### Do this
Return the whole listing, line for line, without the pictures in it.

### Information supplied
────────────────────────────────────────

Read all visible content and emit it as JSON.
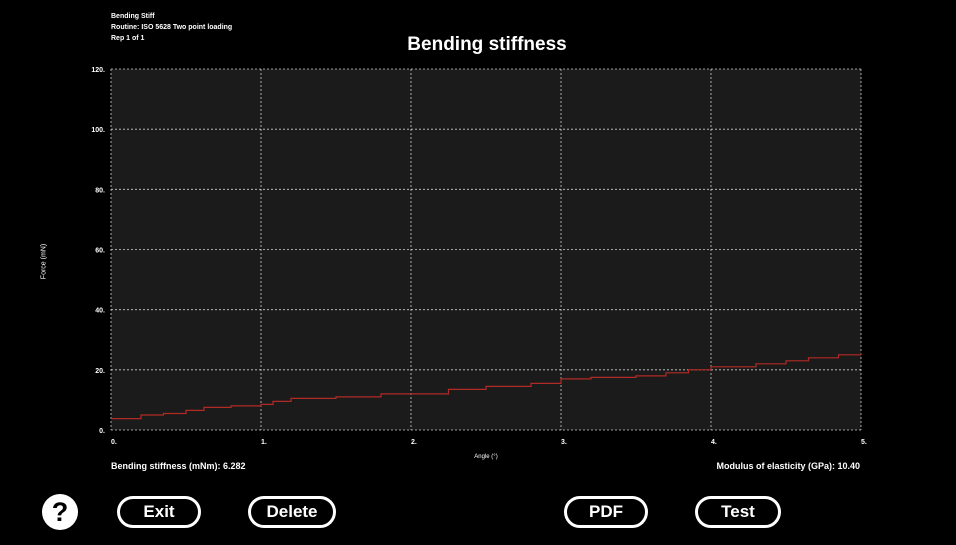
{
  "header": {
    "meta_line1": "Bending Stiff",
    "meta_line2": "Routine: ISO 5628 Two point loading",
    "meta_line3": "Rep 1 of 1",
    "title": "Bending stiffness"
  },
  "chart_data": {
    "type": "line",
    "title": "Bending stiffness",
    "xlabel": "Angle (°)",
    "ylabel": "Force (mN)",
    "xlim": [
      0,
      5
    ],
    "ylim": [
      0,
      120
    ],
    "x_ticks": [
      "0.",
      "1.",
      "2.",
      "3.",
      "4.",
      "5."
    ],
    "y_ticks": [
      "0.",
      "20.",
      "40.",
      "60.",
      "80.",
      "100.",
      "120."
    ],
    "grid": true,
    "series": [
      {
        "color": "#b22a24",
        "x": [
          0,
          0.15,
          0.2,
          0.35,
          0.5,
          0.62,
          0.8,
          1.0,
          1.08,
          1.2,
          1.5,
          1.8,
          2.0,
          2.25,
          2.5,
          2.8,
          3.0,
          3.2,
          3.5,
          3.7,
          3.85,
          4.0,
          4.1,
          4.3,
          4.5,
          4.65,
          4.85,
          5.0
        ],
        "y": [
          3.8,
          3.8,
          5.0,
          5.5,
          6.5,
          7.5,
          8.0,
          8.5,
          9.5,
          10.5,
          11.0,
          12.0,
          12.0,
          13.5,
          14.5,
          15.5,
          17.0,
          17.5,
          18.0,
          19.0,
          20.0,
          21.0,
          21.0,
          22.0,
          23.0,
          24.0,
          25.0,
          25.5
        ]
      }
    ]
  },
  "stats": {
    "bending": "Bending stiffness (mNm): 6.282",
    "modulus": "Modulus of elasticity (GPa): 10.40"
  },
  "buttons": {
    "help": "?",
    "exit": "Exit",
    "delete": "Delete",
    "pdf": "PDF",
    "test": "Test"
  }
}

────────────────────────────────────────

### Task solution
Read all visible content and emit it as JSON.
{
  "header": {
    "meta_line1": "Bending Stiff",
    "meta_line2": "Routine: ISO 5628 Two point loading",
    "meta_line3": "Rep 1 of 1",
    "title": "Bending stiffness"
  },
  "chart_data": {
    "type": "line",
    "title": "Bending stiffness",
    "xlabel": "Angle (°)",
    "ylabel": "Force (mN)",
    "xlim": [
      0,
      5
    ],
    "ylim": [
      0,
      120
    ],
    "x_ticks": [
      "0.",
      "1.",
      "2.",
      "3.",
      "4.",
      "5."
    ],
    "y_ticks": [
      "0.",
      "20.",
      "40.",
      "60.",
      "80.",
      "100.",
      "120."
    ],
    "grid": true,
    "series": [
      {
        "color": "#b22a24",
        "x": [
          0,
          0.15,
          0.2,
          0.35,
          0.5,
          0.62,
          0.8,
          1.0,
          1.08,
          1.2,
          1.5,
          1.8,
          2.0,
          2.25,
          2.5,
          2.8,
          3.0,
          3.2,
          3.5,
          3.7,
          3.85,
          4.0,
          4.1,
          4.3,
          4.5,
          4.65,
          4.85,
          5.0
        ],
        "y": [
          3.8,
          3.8,
          5.0,
          5.5,
          6.5,
          7.5,
          8.0,
          8.5,
          9.5,
          10.5,
          11.0,
          12.0,
          12.0,
          13.5,
          14.5,
          15.5,
          17.0,
          17.5,
          18.0,
          19.0,
          20.0,
          21.0,
          21.0,
          22.0,
          23.0,
          24.0,
          25.0,
          25.5
        ]
      }
    ]
  },
  "stats": {
    "bending": "Bending stiffness (mNm): 6.282",
    "modulus": "Modulus of elasticity (GPa): 10.40"
  },
  "buttons": {
    "help": "?",
    "exit": "Exit",
    "delete": "Delete",
    "pdf": "PDF",
    "test": "Test"
  }
}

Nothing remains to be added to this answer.